* START *

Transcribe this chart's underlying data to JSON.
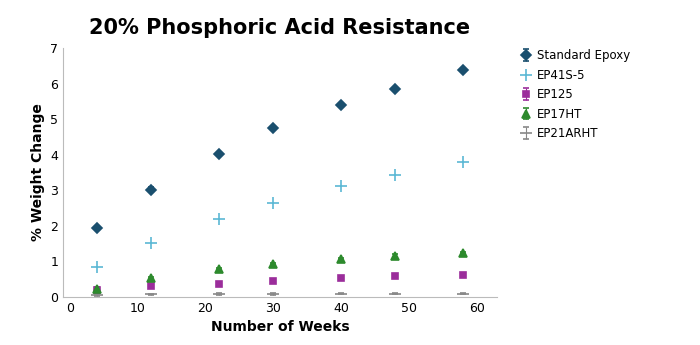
{
  "title": "20% Phosphoric Acid Resistance",
  "xlabel": "Number of Weeks",
  "ylabel": "% Weight Change",
  "xlim": [
    -1,
    63
  ],
  "ylim": [
    0,
    7
  ],
  "yticks": [
    0,
    1,
    2,
    3,
    4,
    5,
    6,
    7
  ],
  "xticks": [
    0,
    10,
    20,
    30,
    40,
    50,
    60
  ],
  "series": {
    "Standard Epoxy": {
      "x": [
        4,
        12,
        22,
        30,
        40,
        48,
        58
      ],
      "y": [
        1.93,
        3.02,
        4.02,
        4.75,
        5.4,
        5.85,
        6.38
      ],
      "yerr": [
        0.06,
        0.06,
        0.06,
        0.06,
        0.06,
        0.06,
        0.06
      ],
      "color": "#1a4f6e",
      "marker": "D",
      "markersize": 5
    },
    "EP41S-5": {
      "x": [
        4,
        12,
        22,
        30,
        40,
        48,
        58
      ],
      "y": [
        0.85,
        1.52,
        2.18,
        2.65,
        3.12,
        3.43,
        3.8
      ],
      "yerr": [
        0.0,
        0.0,
        0.0,
        0.0,
        0.0,
        0.0,
        0.0
      ],
      "color": "#5bb8d4",
      "marker": "+",
      "markersize": 8
    },
    "EP125": {
      "x": [
        4,
        12,
        22,
        30,
        40,
        48,
        58
      ],
      "y": [
        0.18,
        0.3,
        0.37,
        0.45,
        0.53,
        0.58,
        0.62
      ],
      "yerr": [
        0.04,
        0.04,
        0.04,
        0.04,
        0.04,
        0.04,
        0.04
      ],
      "color": "#9b2d9b",
      "marker": "s",
      "markersize": 5
    },
    "EP17HT": {
      "x": [
        4,
        12,
        22,
        30,
        40,
        48,
        58
      ],
      "y": [
        0.22,
        0.52,
        0.77,
        0.92,
        1.05,
        1.15,
        1.22
      ],
      "yerr": [
        0.04,
        0.04,
        0.04,
        0.04,
        0.04,
        0.04,
        0.04
      ],
      "color": "#2d8a2d",
      "marker": "^",
      "markersize": 6
    },
    "EP21ARHT": {
      "x": [
        4,
        12,
        22,
        30,
        40,
        48,
        58
      ],
      "y": [
        0.05,
        0.07,
        0.08,
        0.08,
        0.09,
        0.09,
        0.09
      ],
      "yerr": [
        0.02,
        0.02,
        0.02,
        0.02,
        0.02,
        0.02,
        0.02
      ],
      "color": "#888888",
      "marker": "_",
      "markersize": 8
    }
  },
  "legend_order": [
    "Standard Epoxy",
    "EP41S-5",
    "EP125",
    "EP17HT",
    "EP21ARHT"
  ],
  "background_color": "#ffffff",
  "title_fontsize": 15,
  "axis_label_fontsize": 10,
  "tick_fontsize": 9,
  "legend_fontsize": 8.5
}
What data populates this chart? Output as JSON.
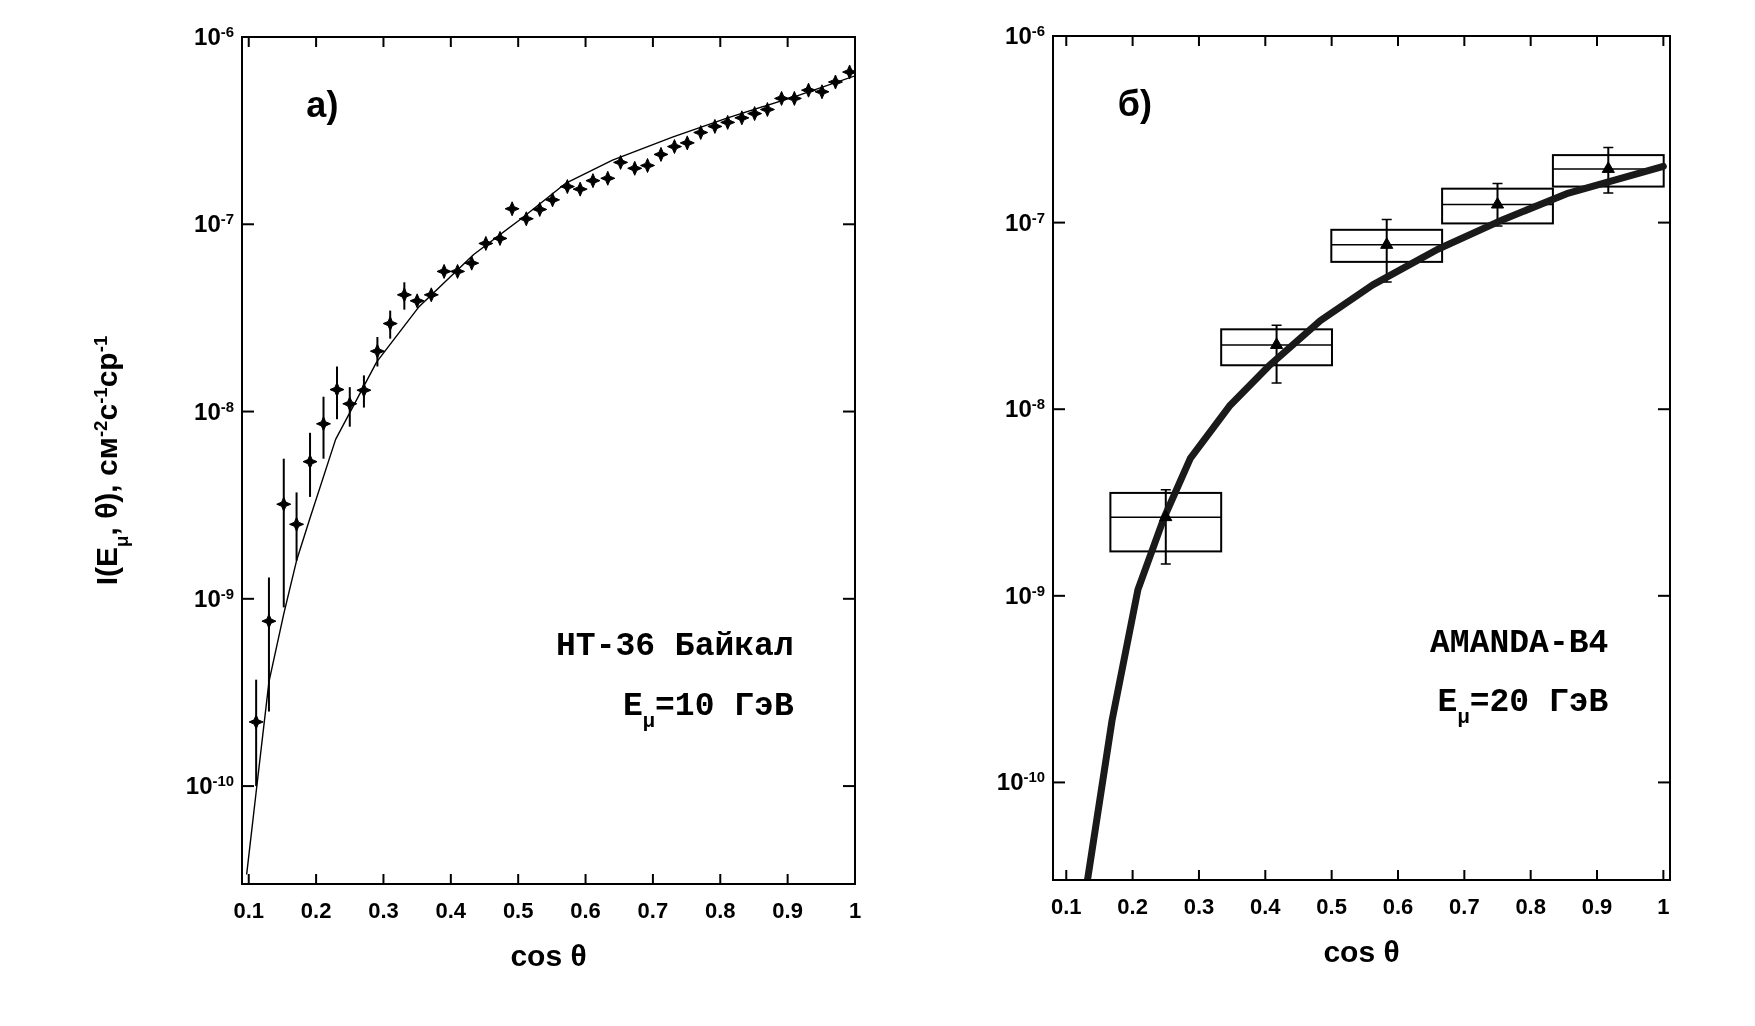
{
  "chart_data": [
    {
      "type": "scatter",
      "xlabel": "cos θ",
      "ylabel": "I(E$_{μ}$, θ),  см$^{-2}$с$^{-1}$ср$^{-1}$",
      "log": "y",
      "xlim": [
        0.09,
        1
      ],
      "xticks": [
        0.1,
        0.2,
        0.3,
        0.4,
        0.5,
        0.6,
        0.7,
        0.8,
        0.9,
        1
      ],
      "ylim": [
        3e-11,
        1e-06
      ],
      "yticks": [
        {
          "value": 1e-10,
          "label": "10$^{-10}$"
        },
        {
          "value": 1e-09,
          "label": "10$^{-9}$"
        },
        {
          "value": 1e-08,
          "label": "10$^{-8}$"
        },
        {
          "value": 1e-07,
          "label": "10$^{-7}$"
        },
        {
          "value": 1e-06,
          "label": "10$^{-6}$"
        }
      ],
      "annotations": [
        "а)",
        "HT-36 Байкал",
        "E$_{μ}$=10 ГэВ"
      ],
      "series": [
        {
          "marker": "star",
          "color": "#000000",
          "x": [
            0.111,
            0.13,
            0.152,
            0.171,
            0.191,
            0.211,
            0.231,
            0.25,
            0.271,
            0.291,
            0.31,
            0.331,
            0.35,
            0.371,
            0.39,
            0.41,
            0.431,
            0.452,
            0.473,
            0.491,
            0.512,
            0.532,
            0.551,
            0.573,
            0.592,
            0.611,
            0.633,
            0.652,
            0.673,
            0.692,
            0.712,
            0.732,
            0.751,
            0.771,
            0.792,
            0.811,
            0.832,
            0.851,
            0.87,
            0.891,
            0.91,
            0.931,
            0.951,
            0.971,
            0.992
          ],
          "values": [
            2.2e-10,
            7.6e-10,
            3.2e-09,
            2.5e-09,
            5.4e-09,
            8.6e-09,
            1.31e-08,
            1.1e-08,
            1.3e-08,
            2.1e-08,
            2.95e-08,
            4.2e-08,
            3.9e-08,
            4.2e-08,
            5.6e-08,
            5.6e-08,
            6.2e-08,
            7.9e-08,
            8.4e-08,
            1.21e-07,
            1.07e-07,
            1.2e-07,
            1.35e-07,
            1.59e-07,
            1.54e-07,
            1.71e-07,
            1.76e-07,
            2.14e-07,
            1.99e-07,
            2.06e-07,
            2.36e-07,
            2.6e-07,
            2.72e-07,
            3.09e-07,
            3.33e-07,
            3.5e-07,
            3.7e-07,
            3.9e-07,
            4.1e-07,
            4.7e-07,
            4.7e-07,
            5.2e-07,
            5.1e-07,
            5.75e-07,
            6.5e-07
          ],
          "errors": [
            [
              1e-10,
              3.7e-10
            ],
            [
              2.5e-10,
              1.3e-09
            ],
            [
              9e-10,
              5.6e-09
            ],
            [
              1.6e-09,
              3.7e-09
            ],
            [
              3.5e-09,
              7.7e-09
            ],
            [
              5.6e-09,
              1.2e-08
            ],
            [
              9.1e-09,
              1.74e-08
            ],
            [
              8.3e-09,
              1.35e-08
            ],
            [
              1.05e-08,
              1.56e-08
            ],
            [
              1.74e-08,
              2.5e-08
            ],
            [
              2.45e-08,
              3.46e-08
            ],
            [
              3.5e-08,
              4.9e-08
            ],
            null,
            null,
            null,
            null,
            null,
            null,
            null,
            null,
            null,
            null,
            null,
            null,
            null,
            null,
            null,
            null,
            null,
            null,
            null,
            null,
            null,
            null,
            null,
            null,
            null,
            null,
            null,
            null,
            null,
            null,
            null,
            null,
            null
          ]
        },
        {
          "type": "line",
          "color": "#000000",
          "x": [
            0.097,
            0.111,
            0.13,
            0.152,
            0.171,
            0.191,
            0.229,
            0.29,
            0.352,
            0.434,
            0.503,
            0.571,
            0.64,
            0.729,
            0.811,
            0.914,
            1.0
          ],
          "values": [
            3.4e-11,
            9.3e-11,
            3.6e-10,
            8.3e-10,
            1.6e-09,
            2.7e-09,
            7.1e-09,
            1.84e-08,
            3.6e-08,
            6.9e-08,
            1.06e-07,
            1.66e-07,
            2.2e-07,
            2.92e-07,
            3.7e-07,
            4.85e-07,
            6.2e-07
          ]
        }
      ]
    },
    {
      "type": "bar",
      "xlabel": "cos θ",
      "log": "y",
      "xlim": [
        0.08,
        1.01
      ],
      "xticks": [
        0.1,
        0.2,
        0.3,
        0.4,
        0.5,
        0.6,
        0.7,
        0.8,
        0.9,
        1
      ],
      "ylim": [
        3e-11,
        1e-06
      ],
      "yticks": [
        {
          "value": 1e-10,
          "label": "10$^{-10}$"
        },
        {
          "value": 1e-09,
          "label": "10$^{-9}$"
        },
        {
          "value": 1e-08,
          "label": "10$^{-8}$"
        },
        {
          "value": 1e-07,
          "label": "10$^{-7}$"
        },
        {
          "value": 1e-06,
          "label": "10$^{-6}$"
        }
      ],
      "annotations": [
        "б)",
        "AMANDA-B4",
        "E$_{μ}$=20 ГэВ"
      ],
      "series": [
        {
          "color": "#000000",
          "x": [
            0.25,
            0.417,
            0.583,
            0.75,
            0.917
          ],
          "base": [
            1.73e-09,
            1.72e-08,
            6.16e-08,
            9.9e-08,
            1.56e-07
          ],
          "values": [
            1.83e-09,
            9.6e-09,
            2.99e-08,
            5.3e-08,
            7.4e-08
          ]
        },
        {
          "type": "scatter",
          "marker": "triangle",
          "color": "#000000",
          "x": [
            0.25,
            0.417,
            0.583,
            0.75,
            0.917
          ],
          "values": [
            2.64e-09,
            2.21e-08,
            7.6e-08,
            1.25e-07,
            1.94e-07
          ],
          "errors": [
            [
              1.48e-09,
              3.7e-09
            ],
            [
              1.38e-08,
              2.82e-08
            ],
            [
              4.8e-08,
              1.04e-07
            ],
            [
              9.6e-08,
              1.62e-07
            ],
            [
              1.44e-07,
              2.53e-07
            ]
          ],
          "xerrors": [
            0.083,
            0.083,
            0.083,
            0.083,
            0.083
          ]
        },
        {
          "type": "line",
          "color": "#1a1a1a",
          "x": [
            0.132,
            0.169,
            0.208,
            0.247,
            0.287,
            0.346,
            0.405,
            0.483,
            0.562,
            0.66,
            0.759,
            0.857,
            1.0
          ],
          "values": [
            3e-11,
            2.15e-10,
            1.08e-09,
            2.6e-09,
            5.45e-09,
            1.04e-08,
            1.7e-08,
            2.98e-08,
            4.64e-08,
            7.2e-08,
            1.04e-07,
            1.44e-07,
            2e-07
          ]
        }
      ]
    }
  ]
}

* END *

Requirement -
Copy and report every line where the word "type" is present.

Problem solution -
      "type": "scatter",
          "type": "line",
      "type": "bar",
          "type": "scatter",
          "type": "line",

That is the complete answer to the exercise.